**Given instruction:**
Select every line containing the word "Smokers" from the material, and copy those lines.

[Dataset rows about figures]
##########

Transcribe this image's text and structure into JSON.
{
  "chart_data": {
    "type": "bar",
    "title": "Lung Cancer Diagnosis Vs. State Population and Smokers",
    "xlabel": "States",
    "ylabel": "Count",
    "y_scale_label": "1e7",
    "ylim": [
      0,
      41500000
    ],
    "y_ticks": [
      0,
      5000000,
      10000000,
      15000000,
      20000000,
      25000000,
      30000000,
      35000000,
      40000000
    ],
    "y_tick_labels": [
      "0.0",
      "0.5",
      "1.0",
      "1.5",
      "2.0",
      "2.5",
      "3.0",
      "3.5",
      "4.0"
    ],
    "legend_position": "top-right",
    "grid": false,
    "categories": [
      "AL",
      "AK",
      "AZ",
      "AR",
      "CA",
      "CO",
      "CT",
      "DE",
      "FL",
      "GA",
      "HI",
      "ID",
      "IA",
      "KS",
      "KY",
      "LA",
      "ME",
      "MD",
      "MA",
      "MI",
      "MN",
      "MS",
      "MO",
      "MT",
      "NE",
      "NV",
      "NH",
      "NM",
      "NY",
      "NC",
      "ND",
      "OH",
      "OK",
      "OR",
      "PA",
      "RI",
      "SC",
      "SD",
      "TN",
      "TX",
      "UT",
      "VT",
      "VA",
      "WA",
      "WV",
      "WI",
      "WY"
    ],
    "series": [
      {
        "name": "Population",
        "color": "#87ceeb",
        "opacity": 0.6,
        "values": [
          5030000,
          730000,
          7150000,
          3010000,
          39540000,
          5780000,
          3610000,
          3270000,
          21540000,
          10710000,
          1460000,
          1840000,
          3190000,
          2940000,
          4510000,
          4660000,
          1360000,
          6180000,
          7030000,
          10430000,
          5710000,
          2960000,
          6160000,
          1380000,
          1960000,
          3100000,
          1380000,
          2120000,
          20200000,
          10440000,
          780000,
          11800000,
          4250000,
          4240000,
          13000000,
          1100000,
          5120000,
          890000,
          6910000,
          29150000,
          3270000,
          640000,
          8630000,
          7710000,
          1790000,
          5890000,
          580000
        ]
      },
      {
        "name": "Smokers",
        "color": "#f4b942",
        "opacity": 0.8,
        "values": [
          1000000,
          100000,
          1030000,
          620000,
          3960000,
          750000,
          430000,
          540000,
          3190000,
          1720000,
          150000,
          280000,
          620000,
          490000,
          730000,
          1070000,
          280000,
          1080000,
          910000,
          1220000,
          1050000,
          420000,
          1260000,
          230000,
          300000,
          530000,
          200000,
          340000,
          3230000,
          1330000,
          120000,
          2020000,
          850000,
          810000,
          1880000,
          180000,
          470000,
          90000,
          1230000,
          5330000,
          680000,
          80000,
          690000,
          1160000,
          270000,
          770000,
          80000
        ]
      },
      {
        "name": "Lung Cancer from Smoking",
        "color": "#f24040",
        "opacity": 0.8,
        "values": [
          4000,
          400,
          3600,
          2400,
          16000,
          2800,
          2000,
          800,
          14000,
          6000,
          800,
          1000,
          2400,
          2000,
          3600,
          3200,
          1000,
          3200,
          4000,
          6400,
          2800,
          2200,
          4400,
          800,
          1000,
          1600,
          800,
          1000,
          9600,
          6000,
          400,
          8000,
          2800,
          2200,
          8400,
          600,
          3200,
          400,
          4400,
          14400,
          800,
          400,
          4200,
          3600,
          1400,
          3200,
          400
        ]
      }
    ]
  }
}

##########

**Solution for this problem:**
    "title": "Lung Cancer Diagnosis Vs. State Population and Smokers",
        "name": "Smokers",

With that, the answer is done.